### The request
Tell how many lines carry the word "private"; the reply is the number and nothing else.

Stored entries:
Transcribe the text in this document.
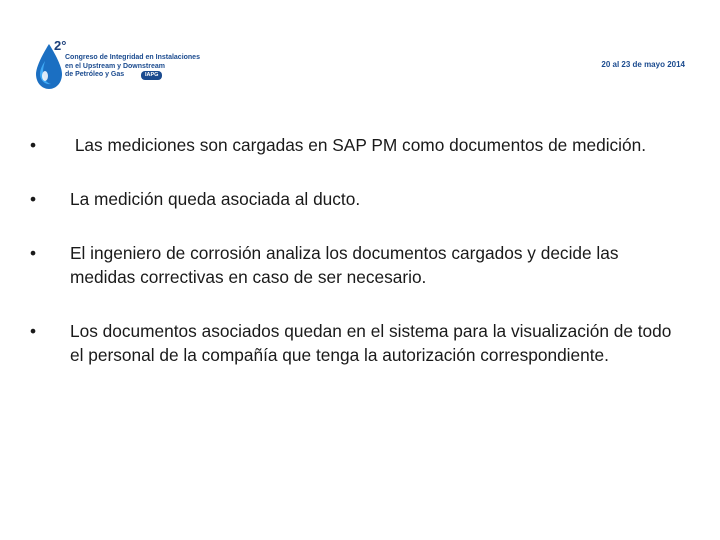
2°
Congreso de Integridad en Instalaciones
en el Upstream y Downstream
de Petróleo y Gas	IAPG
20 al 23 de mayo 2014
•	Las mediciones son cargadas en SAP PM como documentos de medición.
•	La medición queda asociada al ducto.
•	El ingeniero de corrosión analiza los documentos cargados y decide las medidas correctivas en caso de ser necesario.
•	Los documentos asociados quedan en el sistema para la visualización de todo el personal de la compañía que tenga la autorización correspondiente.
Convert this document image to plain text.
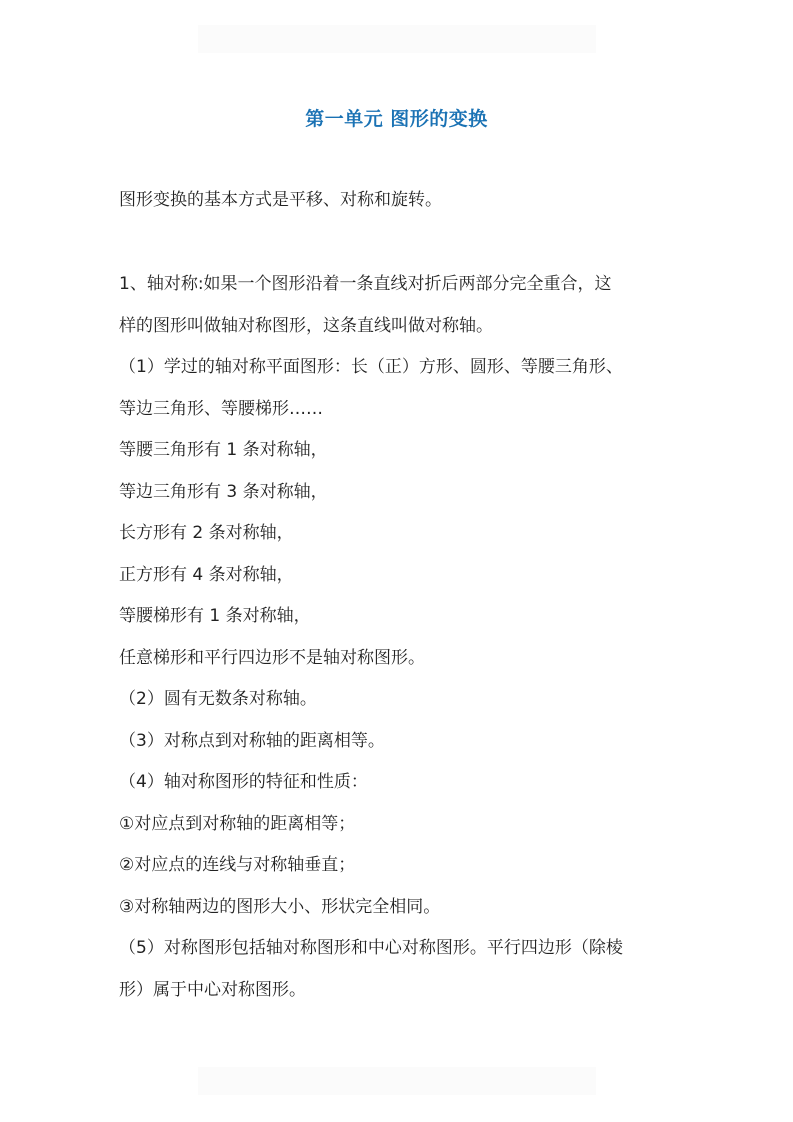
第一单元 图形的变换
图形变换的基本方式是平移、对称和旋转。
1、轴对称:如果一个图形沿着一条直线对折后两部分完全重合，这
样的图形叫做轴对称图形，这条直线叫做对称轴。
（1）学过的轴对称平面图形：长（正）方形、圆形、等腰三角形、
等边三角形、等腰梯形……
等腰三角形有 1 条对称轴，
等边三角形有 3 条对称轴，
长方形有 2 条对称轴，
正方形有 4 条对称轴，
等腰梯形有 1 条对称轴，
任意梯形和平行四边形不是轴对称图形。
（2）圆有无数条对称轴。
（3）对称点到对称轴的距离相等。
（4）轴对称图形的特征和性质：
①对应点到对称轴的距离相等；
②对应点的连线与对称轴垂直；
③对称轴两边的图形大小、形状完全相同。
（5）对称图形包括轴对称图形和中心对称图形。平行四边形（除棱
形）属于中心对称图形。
* * *
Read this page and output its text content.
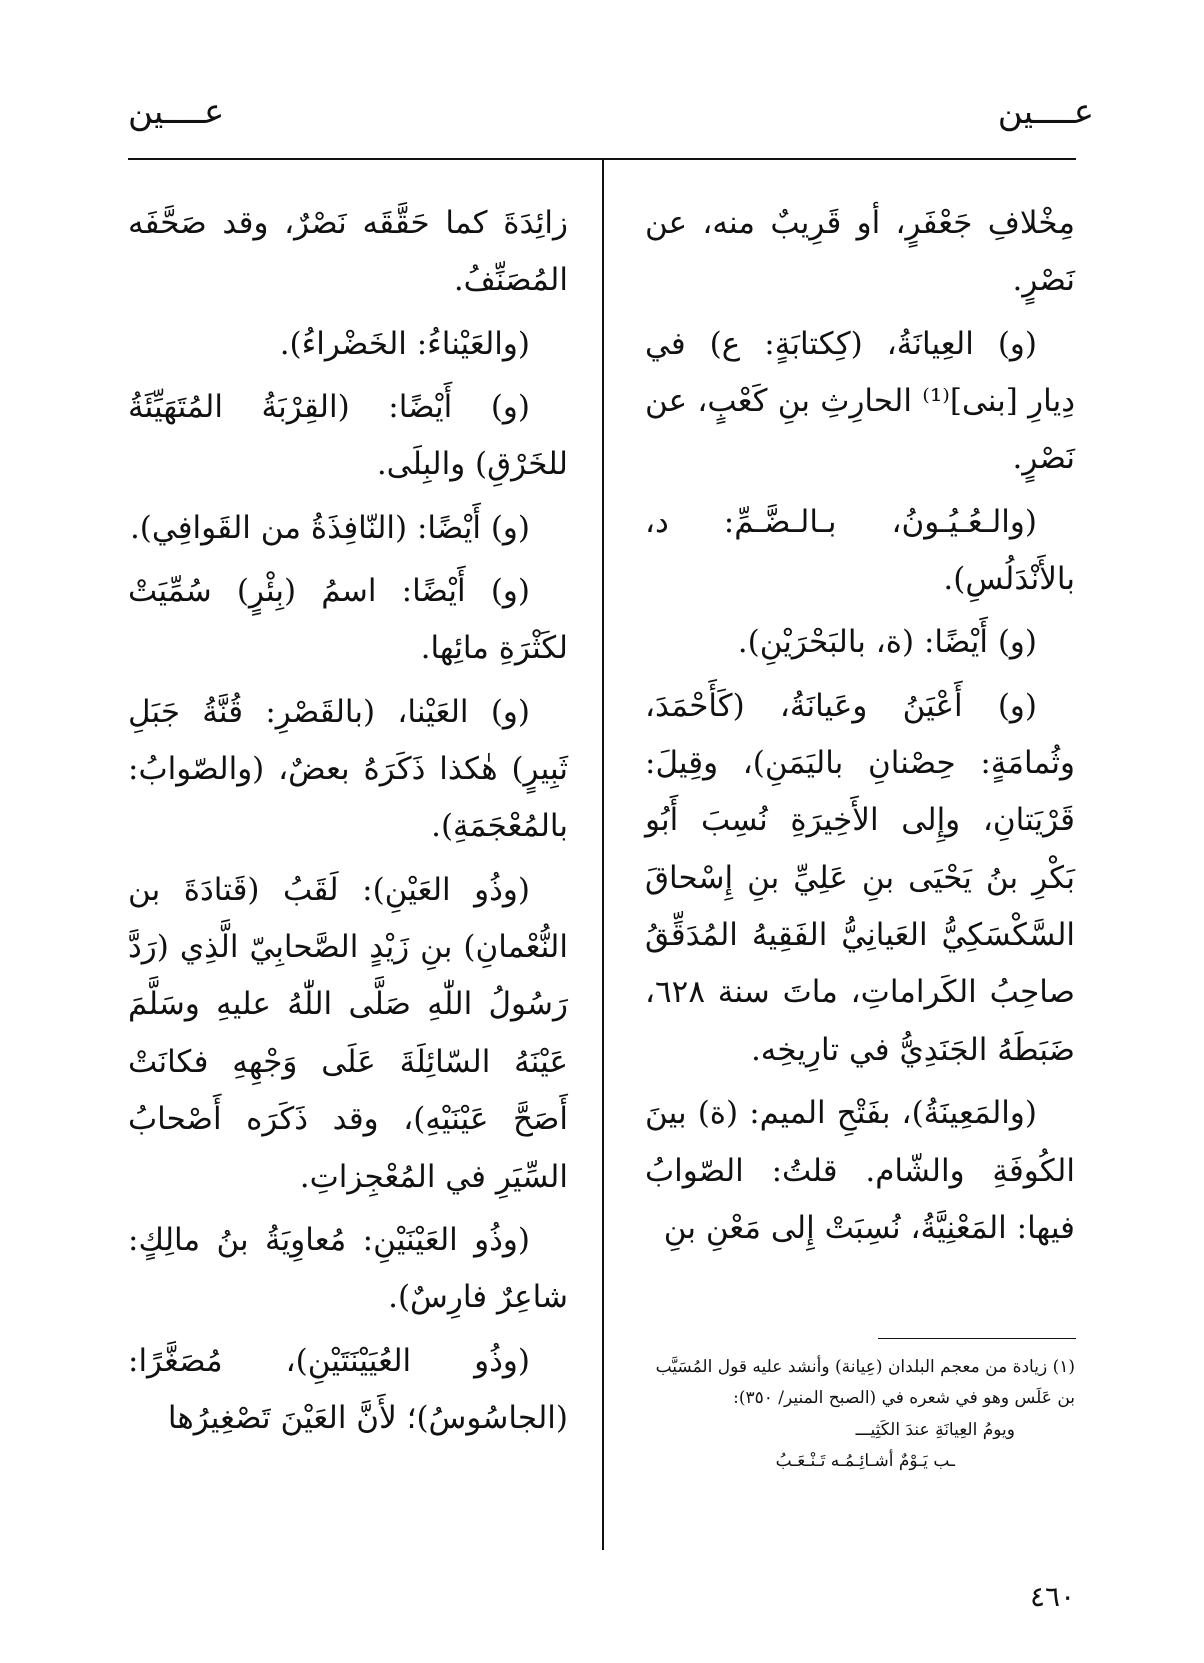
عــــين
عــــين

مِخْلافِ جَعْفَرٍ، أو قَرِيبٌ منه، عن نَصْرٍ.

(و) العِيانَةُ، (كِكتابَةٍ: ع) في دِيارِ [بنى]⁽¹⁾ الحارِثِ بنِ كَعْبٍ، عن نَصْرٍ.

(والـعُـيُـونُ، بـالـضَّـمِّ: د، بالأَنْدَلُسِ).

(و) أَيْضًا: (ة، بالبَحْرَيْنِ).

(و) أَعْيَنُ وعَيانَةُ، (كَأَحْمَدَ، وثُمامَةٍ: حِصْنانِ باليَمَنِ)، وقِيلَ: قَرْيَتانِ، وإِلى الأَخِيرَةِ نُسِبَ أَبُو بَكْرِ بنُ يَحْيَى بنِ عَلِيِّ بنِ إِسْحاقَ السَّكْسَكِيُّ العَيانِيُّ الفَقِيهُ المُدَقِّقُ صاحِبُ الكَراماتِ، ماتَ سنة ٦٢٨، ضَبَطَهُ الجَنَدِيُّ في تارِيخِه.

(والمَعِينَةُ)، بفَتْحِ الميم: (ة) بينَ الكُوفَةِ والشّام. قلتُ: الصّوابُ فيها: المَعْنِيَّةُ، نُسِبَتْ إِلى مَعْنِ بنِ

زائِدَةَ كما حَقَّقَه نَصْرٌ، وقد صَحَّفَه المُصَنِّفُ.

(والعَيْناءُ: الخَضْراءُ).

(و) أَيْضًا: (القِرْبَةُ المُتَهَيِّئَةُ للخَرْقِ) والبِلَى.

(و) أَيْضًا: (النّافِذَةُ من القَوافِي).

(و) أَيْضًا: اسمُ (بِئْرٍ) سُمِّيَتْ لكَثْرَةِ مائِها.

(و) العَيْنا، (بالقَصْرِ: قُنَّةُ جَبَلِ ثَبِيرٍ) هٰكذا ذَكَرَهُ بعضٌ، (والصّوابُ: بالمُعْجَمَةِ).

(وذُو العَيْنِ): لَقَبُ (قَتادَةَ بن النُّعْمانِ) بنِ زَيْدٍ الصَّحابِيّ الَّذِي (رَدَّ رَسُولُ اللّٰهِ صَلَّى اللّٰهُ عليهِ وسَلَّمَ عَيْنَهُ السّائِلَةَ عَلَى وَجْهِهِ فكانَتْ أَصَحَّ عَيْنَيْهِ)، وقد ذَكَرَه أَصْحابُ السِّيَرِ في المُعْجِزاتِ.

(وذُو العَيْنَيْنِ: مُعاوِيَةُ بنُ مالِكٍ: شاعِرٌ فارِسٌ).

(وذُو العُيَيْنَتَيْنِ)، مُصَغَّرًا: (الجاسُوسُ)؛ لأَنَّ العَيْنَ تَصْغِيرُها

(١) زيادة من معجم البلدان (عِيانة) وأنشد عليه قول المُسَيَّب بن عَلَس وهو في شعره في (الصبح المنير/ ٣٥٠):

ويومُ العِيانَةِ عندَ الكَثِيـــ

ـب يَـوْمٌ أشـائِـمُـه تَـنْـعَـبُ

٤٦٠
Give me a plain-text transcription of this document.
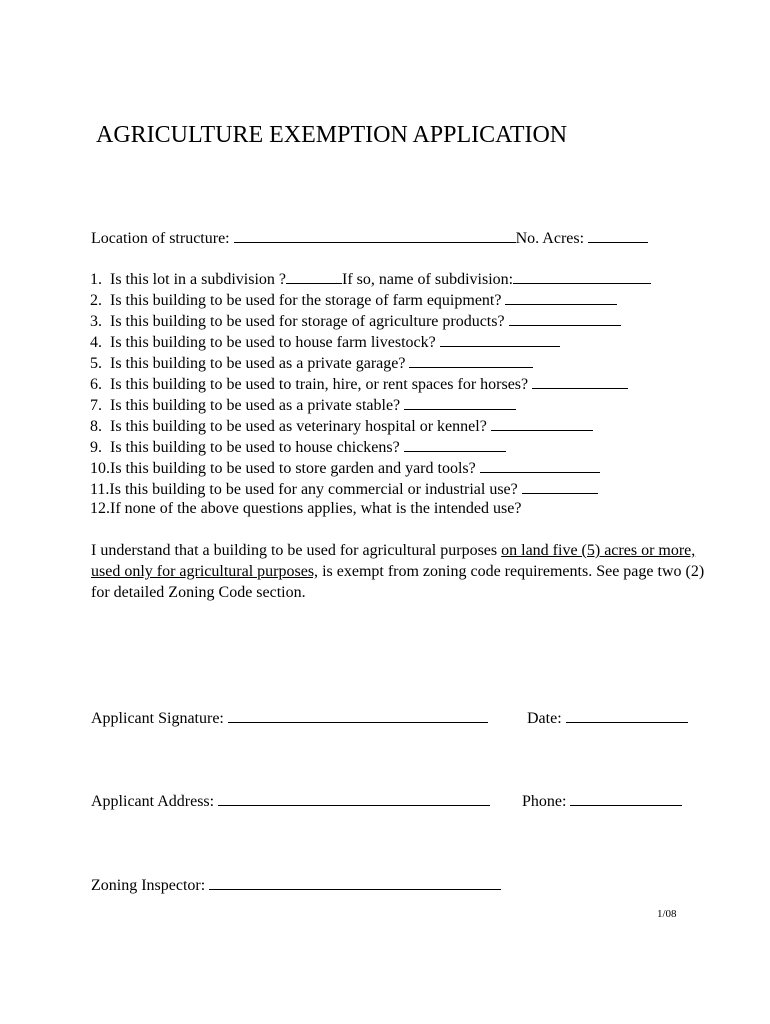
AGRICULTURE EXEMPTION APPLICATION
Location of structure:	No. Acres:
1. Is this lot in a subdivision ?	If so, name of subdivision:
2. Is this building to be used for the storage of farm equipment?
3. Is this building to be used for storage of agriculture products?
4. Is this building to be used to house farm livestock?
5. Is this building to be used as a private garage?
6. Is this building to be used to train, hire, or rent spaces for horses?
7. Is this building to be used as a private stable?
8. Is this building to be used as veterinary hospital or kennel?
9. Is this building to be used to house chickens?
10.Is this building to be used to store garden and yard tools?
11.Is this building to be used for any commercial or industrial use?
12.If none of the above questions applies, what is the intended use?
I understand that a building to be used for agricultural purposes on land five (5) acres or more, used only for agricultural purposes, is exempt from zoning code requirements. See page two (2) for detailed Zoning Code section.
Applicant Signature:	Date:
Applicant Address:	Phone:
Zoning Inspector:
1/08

### Written response
2